--- Supplied data ---

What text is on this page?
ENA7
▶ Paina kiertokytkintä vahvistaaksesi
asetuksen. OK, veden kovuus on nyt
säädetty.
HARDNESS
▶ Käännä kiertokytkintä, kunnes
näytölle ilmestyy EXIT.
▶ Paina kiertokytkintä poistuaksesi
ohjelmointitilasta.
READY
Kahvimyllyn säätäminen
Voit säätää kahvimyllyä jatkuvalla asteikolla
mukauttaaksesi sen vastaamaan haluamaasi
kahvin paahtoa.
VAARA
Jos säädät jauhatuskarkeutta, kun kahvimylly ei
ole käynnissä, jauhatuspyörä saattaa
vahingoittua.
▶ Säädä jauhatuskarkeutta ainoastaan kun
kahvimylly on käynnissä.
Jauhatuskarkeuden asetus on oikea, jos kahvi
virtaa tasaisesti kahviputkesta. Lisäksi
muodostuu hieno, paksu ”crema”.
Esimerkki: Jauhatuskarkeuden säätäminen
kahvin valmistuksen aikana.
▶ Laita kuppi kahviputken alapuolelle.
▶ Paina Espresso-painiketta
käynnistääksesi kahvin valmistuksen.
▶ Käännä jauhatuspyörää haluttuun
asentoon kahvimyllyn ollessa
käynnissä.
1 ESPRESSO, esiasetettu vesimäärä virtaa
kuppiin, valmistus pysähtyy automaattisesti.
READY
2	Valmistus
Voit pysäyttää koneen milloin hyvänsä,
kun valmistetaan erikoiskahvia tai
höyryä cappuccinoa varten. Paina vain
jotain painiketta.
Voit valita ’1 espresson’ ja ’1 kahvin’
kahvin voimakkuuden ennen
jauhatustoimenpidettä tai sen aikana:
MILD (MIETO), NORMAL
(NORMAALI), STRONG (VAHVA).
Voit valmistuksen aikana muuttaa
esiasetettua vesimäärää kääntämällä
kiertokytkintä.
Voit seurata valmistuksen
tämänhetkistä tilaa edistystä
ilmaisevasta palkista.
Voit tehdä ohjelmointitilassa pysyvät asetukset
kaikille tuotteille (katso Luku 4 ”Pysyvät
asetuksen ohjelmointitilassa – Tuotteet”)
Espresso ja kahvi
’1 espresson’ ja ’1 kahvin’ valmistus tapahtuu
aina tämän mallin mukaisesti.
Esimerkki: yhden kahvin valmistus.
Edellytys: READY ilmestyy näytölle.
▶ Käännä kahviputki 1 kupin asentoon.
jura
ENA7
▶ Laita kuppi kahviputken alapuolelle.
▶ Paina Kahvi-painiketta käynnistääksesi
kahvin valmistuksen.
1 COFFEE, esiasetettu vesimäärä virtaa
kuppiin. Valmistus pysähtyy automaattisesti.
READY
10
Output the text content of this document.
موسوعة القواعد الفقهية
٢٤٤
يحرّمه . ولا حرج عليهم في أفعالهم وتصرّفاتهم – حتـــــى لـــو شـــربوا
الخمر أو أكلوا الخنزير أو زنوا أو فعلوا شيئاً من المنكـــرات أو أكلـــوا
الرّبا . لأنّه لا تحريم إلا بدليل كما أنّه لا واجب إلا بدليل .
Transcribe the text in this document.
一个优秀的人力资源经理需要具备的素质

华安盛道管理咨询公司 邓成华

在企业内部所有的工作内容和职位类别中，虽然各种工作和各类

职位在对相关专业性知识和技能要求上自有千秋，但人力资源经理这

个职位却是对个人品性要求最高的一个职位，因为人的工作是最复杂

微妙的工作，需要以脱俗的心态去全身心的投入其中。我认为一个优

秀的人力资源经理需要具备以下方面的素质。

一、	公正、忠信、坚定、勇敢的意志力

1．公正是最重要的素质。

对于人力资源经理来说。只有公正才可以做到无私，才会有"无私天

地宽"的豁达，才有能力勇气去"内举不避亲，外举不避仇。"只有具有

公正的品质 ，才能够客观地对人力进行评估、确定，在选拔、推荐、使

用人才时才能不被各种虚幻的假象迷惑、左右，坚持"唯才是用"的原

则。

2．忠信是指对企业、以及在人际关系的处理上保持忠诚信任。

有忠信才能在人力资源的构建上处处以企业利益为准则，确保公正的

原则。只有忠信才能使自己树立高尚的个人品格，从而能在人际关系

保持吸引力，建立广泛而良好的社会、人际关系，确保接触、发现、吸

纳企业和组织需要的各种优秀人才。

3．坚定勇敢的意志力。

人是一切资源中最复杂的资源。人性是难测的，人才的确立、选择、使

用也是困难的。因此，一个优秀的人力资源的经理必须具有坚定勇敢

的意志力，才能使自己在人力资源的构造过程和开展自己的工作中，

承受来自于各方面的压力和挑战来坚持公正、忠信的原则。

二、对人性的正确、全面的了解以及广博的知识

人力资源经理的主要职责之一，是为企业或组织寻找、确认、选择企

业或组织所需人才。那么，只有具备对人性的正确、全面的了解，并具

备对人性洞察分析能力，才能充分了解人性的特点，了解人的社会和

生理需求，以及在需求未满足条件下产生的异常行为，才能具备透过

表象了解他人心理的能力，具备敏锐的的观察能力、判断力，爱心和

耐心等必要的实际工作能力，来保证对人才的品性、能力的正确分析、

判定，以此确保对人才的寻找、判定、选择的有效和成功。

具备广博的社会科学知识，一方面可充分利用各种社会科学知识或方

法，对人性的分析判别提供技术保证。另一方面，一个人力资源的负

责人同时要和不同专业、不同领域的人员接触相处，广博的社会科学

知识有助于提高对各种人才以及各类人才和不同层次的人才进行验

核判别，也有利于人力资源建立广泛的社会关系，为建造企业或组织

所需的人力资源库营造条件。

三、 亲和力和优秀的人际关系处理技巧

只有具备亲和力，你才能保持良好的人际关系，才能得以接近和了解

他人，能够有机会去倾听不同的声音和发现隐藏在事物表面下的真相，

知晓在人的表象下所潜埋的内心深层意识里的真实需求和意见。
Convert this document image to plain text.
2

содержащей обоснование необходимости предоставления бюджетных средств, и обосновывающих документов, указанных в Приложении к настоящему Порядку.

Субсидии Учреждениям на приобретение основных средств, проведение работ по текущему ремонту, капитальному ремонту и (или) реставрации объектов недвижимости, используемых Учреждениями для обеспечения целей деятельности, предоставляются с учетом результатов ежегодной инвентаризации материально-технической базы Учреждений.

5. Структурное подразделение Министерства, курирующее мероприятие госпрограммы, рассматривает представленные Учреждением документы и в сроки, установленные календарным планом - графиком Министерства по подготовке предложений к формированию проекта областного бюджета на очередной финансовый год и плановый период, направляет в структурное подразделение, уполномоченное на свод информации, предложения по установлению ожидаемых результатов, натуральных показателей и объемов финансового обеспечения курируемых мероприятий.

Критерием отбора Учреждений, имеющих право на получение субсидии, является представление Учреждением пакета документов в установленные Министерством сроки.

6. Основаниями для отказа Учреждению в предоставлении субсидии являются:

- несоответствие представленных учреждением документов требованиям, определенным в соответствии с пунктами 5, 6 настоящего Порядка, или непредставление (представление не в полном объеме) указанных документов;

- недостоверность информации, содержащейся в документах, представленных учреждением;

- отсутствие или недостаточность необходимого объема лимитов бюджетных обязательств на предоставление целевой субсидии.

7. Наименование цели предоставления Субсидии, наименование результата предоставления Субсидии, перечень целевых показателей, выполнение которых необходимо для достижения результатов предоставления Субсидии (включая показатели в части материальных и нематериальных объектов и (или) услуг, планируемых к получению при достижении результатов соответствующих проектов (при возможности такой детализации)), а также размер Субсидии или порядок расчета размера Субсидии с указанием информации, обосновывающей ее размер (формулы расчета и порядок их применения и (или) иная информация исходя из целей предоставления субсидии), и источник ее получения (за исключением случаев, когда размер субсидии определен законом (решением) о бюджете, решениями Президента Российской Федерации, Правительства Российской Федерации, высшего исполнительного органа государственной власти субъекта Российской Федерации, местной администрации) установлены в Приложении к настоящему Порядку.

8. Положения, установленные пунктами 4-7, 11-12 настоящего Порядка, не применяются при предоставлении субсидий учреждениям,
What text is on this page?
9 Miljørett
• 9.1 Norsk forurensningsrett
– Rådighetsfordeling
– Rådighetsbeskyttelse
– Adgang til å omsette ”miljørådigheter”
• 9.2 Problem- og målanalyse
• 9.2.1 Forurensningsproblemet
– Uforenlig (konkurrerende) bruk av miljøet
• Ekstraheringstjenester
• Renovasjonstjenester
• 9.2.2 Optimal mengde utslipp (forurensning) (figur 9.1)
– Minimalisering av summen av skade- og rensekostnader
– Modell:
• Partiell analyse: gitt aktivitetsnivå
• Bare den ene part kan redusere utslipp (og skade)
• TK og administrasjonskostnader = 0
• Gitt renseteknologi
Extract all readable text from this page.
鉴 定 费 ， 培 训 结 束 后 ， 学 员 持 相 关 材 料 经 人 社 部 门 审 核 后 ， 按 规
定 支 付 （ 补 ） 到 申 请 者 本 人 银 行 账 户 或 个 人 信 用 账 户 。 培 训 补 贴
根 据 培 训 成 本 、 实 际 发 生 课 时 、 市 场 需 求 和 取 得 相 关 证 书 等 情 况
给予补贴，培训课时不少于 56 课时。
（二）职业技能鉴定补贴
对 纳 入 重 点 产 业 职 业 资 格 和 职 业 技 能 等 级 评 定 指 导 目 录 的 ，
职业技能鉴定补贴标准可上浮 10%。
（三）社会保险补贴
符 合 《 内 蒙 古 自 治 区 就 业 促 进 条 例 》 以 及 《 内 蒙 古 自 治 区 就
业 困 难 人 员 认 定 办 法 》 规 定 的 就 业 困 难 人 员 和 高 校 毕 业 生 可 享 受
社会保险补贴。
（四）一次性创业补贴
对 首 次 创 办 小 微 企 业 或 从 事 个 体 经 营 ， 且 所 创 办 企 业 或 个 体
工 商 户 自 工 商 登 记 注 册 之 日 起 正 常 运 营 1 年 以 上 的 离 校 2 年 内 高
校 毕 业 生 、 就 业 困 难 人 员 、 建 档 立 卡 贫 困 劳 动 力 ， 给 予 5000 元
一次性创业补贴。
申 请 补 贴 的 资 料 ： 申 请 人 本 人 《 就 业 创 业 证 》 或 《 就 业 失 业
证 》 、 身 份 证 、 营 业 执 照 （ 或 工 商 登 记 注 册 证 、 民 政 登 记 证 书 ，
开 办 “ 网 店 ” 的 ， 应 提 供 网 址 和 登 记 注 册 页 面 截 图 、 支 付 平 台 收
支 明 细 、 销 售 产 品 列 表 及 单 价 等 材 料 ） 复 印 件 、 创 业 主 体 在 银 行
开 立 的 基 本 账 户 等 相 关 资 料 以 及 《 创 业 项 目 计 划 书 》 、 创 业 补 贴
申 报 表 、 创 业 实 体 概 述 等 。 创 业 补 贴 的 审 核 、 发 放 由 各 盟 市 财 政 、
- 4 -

---

» What to do:
Using the material above, copy every line in which the string "käynnissä" occurs.

» Finished answer:
ole käynnissä, jauhatuspyörä saattaa
kahvimylly on käynnissä.
käynnissä.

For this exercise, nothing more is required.